● **Brief**
Extract each line from the entries below that has the string "Brings" in it.

>> Begin

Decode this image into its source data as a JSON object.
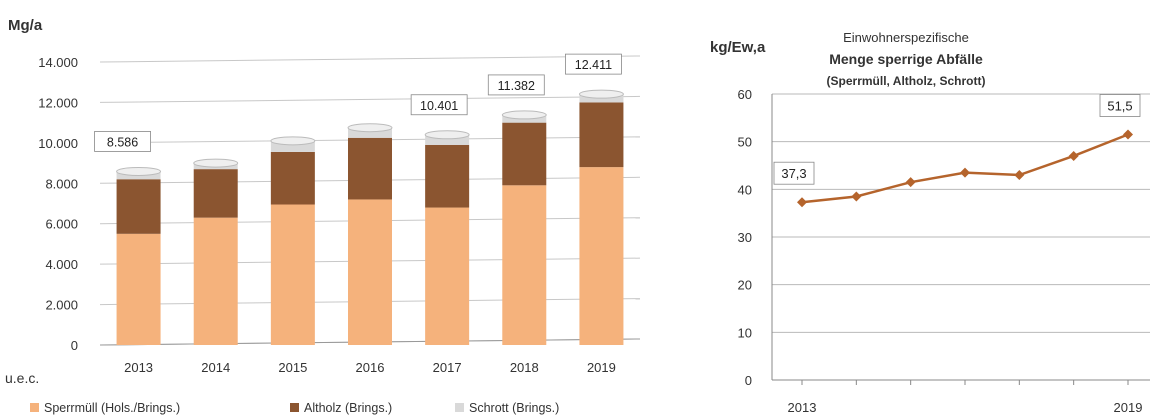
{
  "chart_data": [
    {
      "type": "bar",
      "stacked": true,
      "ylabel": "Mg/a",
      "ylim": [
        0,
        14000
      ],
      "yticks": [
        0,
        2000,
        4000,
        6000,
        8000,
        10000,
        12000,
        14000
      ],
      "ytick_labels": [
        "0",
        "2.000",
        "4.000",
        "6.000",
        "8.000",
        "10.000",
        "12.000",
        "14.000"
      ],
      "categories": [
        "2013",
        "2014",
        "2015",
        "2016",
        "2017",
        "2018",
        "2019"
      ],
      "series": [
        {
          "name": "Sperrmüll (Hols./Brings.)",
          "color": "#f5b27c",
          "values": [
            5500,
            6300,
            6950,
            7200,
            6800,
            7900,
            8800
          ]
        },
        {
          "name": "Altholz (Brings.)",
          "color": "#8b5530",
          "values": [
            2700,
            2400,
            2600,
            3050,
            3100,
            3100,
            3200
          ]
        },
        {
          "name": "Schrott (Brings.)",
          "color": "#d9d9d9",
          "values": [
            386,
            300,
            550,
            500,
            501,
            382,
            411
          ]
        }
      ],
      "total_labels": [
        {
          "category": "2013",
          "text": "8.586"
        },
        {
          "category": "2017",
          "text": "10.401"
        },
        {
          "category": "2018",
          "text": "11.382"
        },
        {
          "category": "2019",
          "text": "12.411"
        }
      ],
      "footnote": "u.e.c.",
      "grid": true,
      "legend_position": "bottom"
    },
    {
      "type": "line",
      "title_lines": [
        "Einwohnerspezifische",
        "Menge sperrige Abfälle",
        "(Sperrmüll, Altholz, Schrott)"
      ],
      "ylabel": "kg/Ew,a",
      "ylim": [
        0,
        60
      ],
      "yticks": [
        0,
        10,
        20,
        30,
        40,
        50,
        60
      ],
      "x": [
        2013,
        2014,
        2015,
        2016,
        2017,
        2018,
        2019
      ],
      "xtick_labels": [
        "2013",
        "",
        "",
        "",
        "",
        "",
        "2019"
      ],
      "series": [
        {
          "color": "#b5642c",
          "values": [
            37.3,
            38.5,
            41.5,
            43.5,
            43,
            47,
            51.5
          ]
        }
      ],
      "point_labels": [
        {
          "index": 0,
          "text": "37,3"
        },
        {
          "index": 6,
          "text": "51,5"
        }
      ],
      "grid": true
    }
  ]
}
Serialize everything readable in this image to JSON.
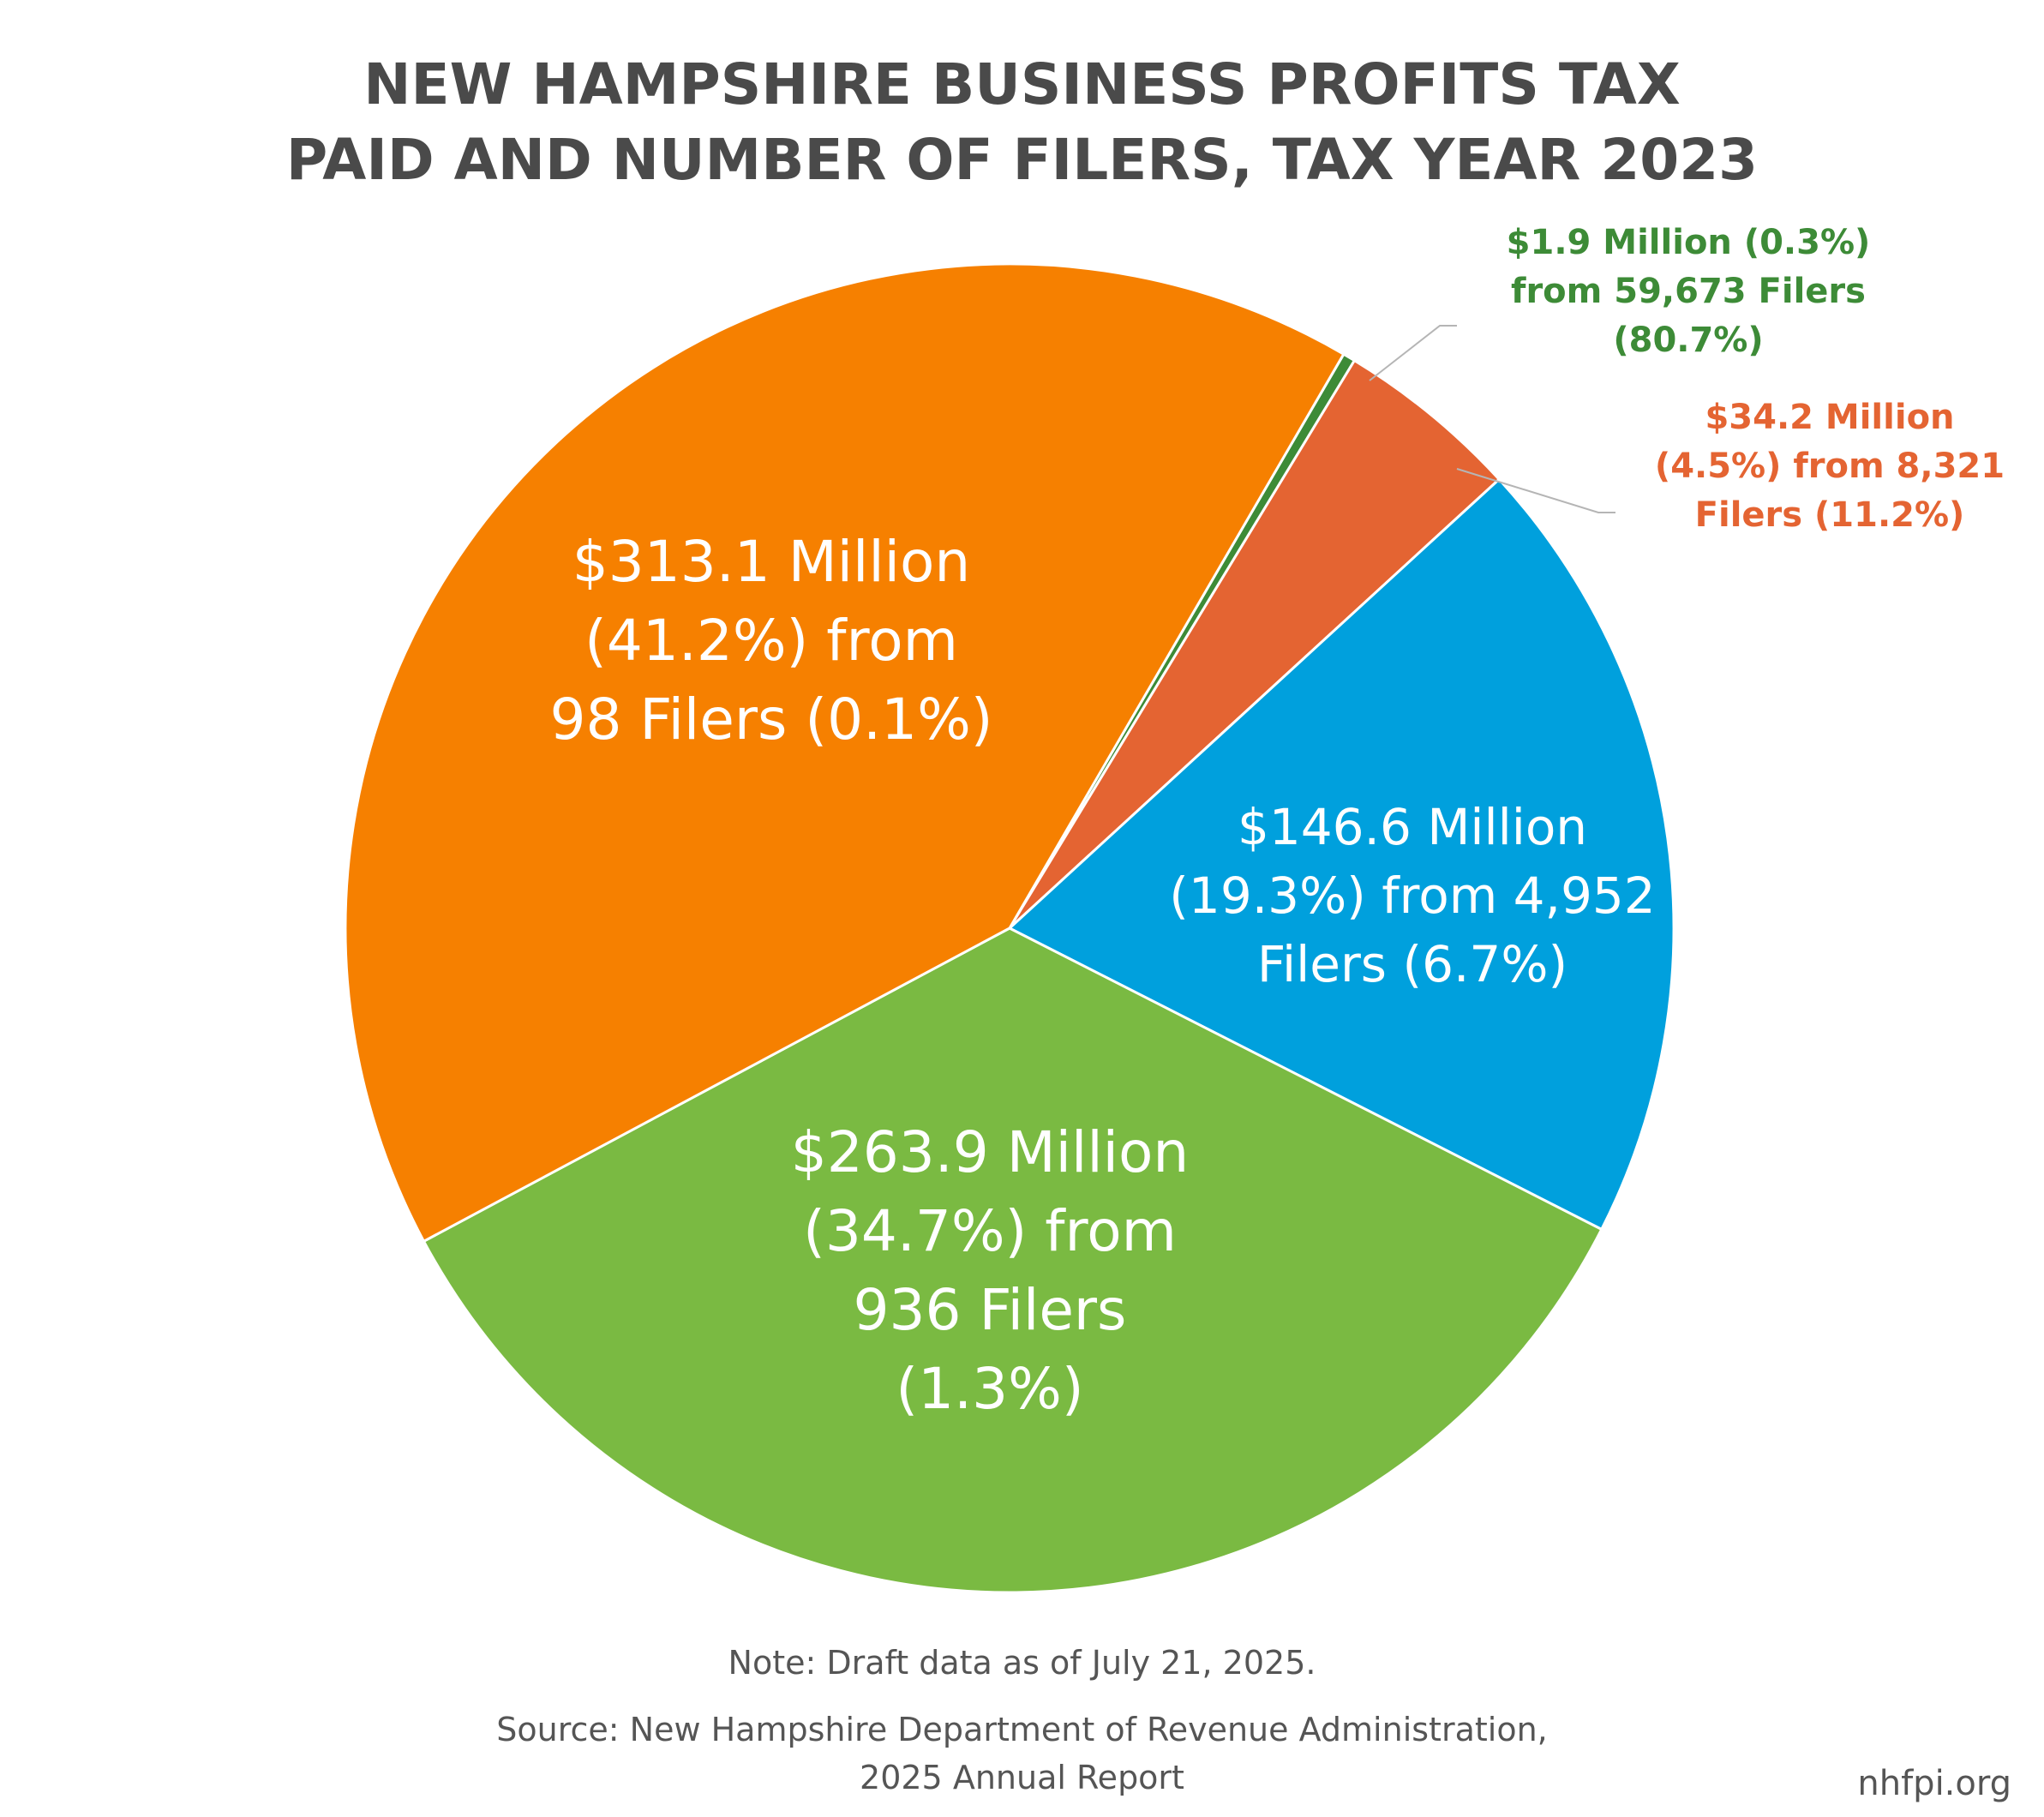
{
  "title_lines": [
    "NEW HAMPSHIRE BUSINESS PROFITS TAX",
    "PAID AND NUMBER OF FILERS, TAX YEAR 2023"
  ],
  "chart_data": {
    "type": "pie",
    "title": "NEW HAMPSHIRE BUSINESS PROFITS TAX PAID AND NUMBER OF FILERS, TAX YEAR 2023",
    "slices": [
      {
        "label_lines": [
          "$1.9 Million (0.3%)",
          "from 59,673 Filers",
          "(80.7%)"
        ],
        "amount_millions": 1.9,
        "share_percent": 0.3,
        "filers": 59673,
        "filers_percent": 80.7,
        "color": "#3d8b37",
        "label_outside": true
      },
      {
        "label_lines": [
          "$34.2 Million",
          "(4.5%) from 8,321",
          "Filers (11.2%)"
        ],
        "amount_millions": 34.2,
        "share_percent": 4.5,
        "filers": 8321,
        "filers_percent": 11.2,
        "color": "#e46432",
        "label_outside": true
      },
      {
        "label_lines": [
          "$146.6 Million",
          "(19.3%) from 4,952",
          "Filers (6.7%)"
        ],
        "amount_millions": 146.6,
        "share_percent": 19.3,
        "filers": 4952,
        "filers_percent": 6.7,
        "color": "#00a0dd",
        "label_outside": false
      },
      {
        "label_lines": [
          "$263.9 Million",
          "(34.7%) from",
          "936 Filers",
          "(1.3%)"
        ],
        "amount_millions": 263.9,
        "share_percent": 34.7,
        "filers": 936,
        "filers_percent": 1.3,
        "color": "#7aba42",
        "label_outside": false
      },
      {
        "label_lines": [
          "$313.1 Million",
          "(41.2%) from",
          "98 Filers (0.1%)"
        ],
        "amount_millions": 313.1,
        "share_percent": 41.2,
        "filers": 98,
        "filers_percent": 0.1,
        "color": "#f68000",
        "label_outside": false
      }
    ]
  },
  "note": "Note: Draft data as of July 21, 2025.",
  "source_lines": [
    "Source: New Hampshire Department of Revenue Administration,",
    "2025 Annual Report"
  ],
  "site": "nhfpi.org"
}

>> End

● **Response to the task**
          "name": "Sperrmüll (Hols./Brings.)",
          "name": "Altholz (Brings.)",
          "name": "Schrott (Brings.)",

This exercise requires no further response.